— start of Records shown —

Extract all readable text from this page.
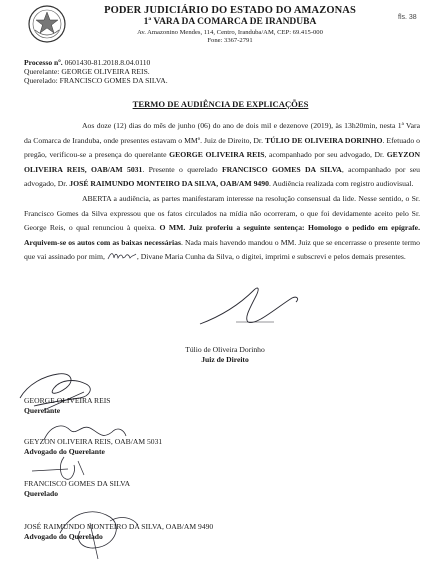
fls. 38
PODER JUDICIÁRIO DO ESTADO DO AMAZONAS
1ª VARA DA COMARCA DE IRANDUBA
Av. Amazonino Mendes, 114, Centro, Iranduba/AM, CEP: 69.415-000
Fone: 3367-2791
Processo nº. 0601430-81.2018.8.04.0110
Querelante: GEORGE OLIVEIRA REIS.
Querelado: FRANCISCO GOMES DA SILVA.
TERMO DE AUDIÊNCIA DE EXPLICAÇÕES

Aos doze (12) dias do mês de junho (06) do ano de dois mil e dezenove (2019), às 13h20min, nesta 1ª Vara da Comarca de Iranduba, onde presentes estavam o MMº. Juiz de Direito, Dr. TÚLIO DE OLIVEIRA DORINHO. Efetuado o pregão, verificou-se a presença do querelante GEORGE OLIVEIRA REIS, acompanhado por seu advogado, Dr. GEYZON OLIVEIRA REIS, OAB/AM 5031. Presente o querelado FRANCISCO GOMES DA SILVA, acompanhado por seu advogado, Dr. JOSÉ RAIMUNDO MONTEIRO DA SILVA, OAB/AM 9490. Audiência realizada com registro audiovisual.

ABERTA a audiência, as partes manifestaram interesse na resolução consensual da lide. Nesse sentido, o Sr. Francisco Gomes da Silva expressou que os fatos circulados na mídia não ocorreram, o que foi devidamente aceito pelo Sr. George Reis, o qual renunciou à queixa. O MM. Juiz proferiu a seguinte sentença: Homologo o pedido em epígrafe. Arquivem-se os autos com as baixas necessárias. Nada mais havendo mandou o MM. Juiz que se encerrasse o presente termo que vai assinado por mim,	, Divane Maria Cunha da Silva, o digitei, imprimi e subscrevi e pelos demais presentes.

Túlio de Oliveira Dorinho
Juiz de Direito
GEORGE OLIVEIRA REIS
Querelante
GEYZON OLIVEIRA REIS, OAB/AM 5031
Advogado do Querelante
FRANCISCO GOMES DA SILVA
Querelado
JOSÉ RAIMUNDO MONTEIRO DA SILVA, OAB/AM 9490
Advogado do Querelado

— end of Records shown —

Exercise prompt:
Only the number is wanted: how many lines in the entries above contain the word "GEYZON"?

Solution for this task:
2